— AUSGANGSTEXT —
= = = = =

"Ich liebe Dich! Ich bin hier. Und ich bringe Dich heim!"
01. März 2009
P. Jeremias Marseille OSB zum Heiligabend 2003
Liebe Schwestern und Brüder!
"Das Volk, das im Dunkel lebt, sieht ein helles Licht; über denen, die im Land der Finsternis wohnen, strahlt ein Licht auf." (Jes 9,1)
Finsternis und Licht - damals wie heute.
Das wahre Licht ist jenes, das in der Finsternis leuchtet. Weil es aber in der Finsternis leuchtet, muss man die Stunden der Finsternis kennen. Nur in der Nacht können wir neu lernen und erfahren, was Licht bedeutet. In dieser Nacht feiern wir die eine - die Heilige Nacht.
Was wundern wir uns, dass wir in diesem, Seinem Heiligen Land, so sehr Licht und Finsternis nebeneinander erleben; - soviel Finsternis - und so strahlendes Licht in der Finsternis; - das uns hier sein und bleiben lässt; - wie ein unaufhörliches Magnet, das uns anzieht - Sein Heiliges Land.
In diesen Landstrich der Erde, an diesem winzigen Punkt des Kosmos hat sich Gott ganz eingelassen und ist Mensch geworden in Jesus von Nazareth.
Liebe Schwestern und Brüder, wir feiern die geweihte Nacht und singen zu recht "stille Nacht - heilige Nacht". Und ich wünsche Euch allen von ganzem Herzen eine gesegnete Weih-Nacht. Möge Seine Liebe und die Liebe zu Seinem Frieden Eure Herzen erfüllen.
Vor 2 Wochen war ich kurz mit unserem Br. Franziskus in Betlehem. Nach dem Warten am Checkpoint fahren wir durch eine trostlose und graue Stadt, die müde ist von allem Aufbegehren im Kampf. In der Geburtskirche wird gerade geputzt und gewienert zum Fest. Und in der Geburtsgrotte selbst stehen wir alleine. Der Stern von Betlehem zieht einen unwillkürlich in die Knie; zieht uns einen Moment lang hinab in tiefes Schweigen. Und es bleibt eine unberührte Stille, eine Ursprünglichkeit, eine Einladung zum Neubeginn mit jedem neuen Atemzug, eine Frische und Reinheit, die sich weder von den eigenen Ungereimtheiten und Finsternissen, noch von der großen Finsternis des Landes beeindrucken lässt.
Die Geburt des Herrn ist in diesem Land geschehen. Und so wie es besondere, kraftvolle Orte gibt, die uns wie Magnete an die Botschaft Gottes heranziehen, so gibt es auch besondere Zeiten, in denen das gleiche passiert. Und diese Nacht ist eine solche Zeit - eine Heilige Nacht, in der uns Gott ganz besonders nahe sein will; sich uns in ganz besonderer Weise schenkt und verwandelt.

= = = = =

— BEREITGESTELLTES MATERIAL —
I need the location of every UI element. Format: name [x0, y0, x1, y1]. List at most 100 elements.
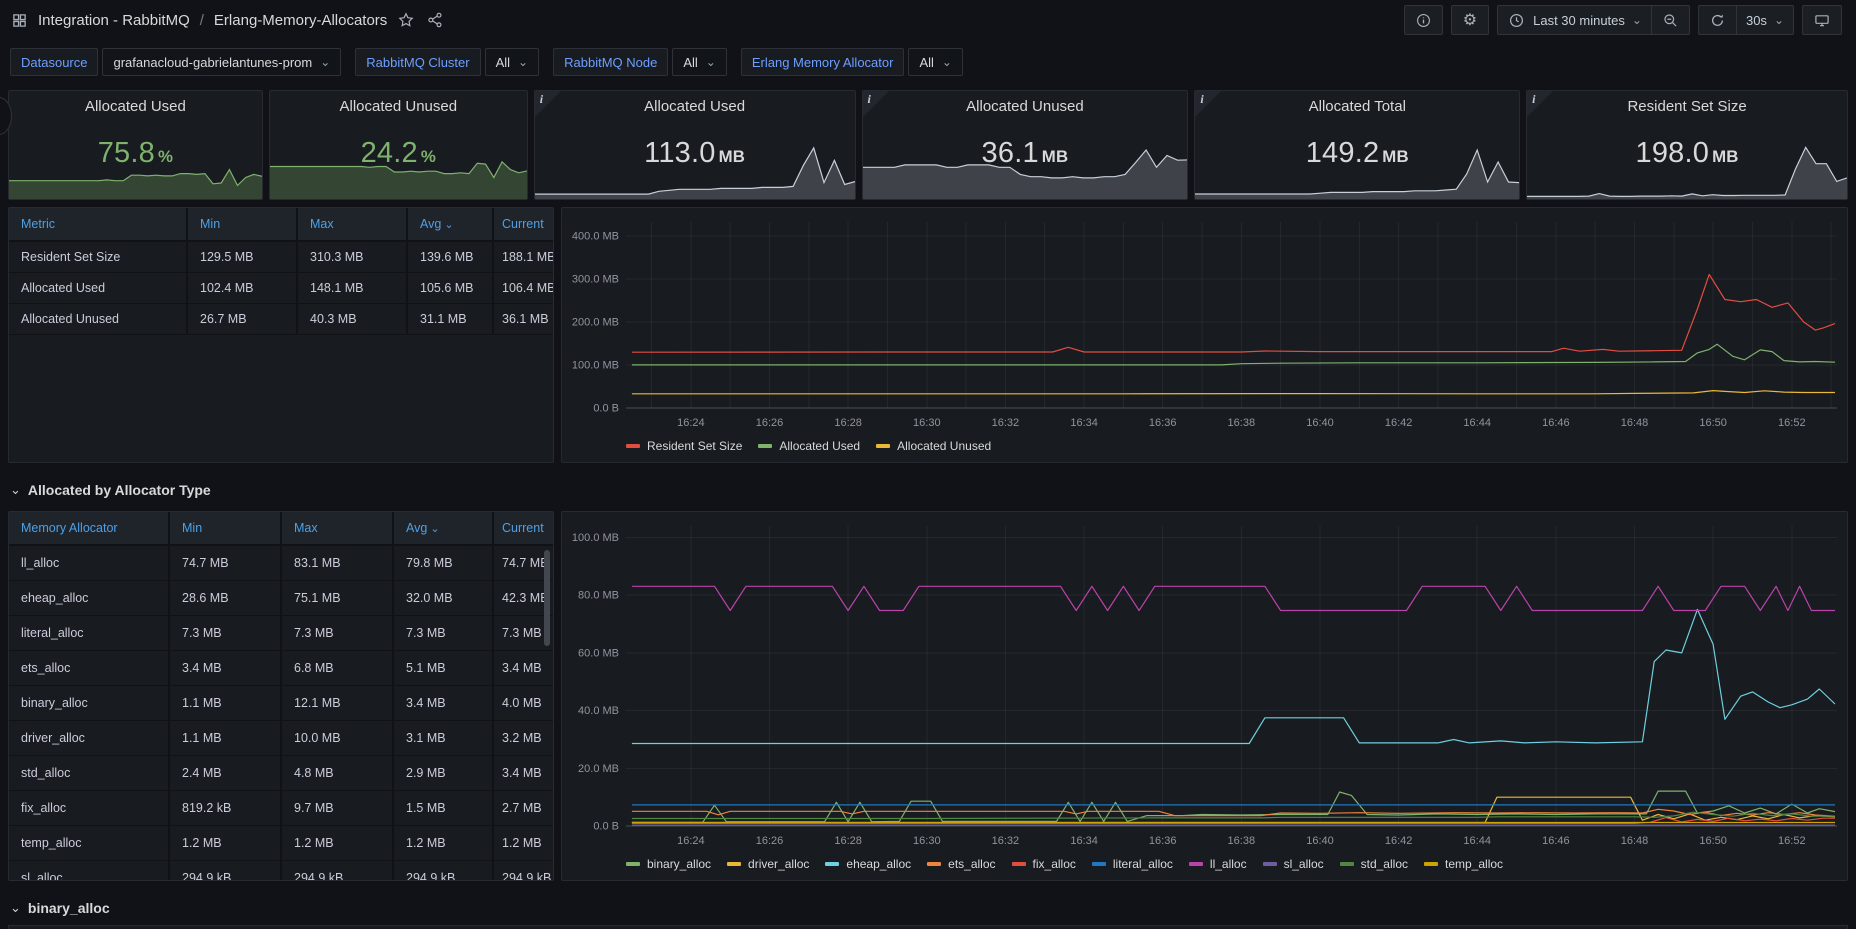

= = = = =

— AUFGABE A —
Zähle alles auf, was laut der Weihnachtspredigt in der Geburtsgrotte bleibt.
— AUFGABE B —
Mit wem war der Prediger laut der Weihnachtspredigt kurz in Betlehem?

— SCHRIFTLICHE ANTWORT A —
- eine unberührte Stille
- eine Ursprünglichkeit
- eine Einladung zum Neubeginn mit jedem neuen Atemzug
- eine Frische
- eine Reinheit

— SCHRIFTLICHE ANTWORT B —
Mit Br. Franziskus.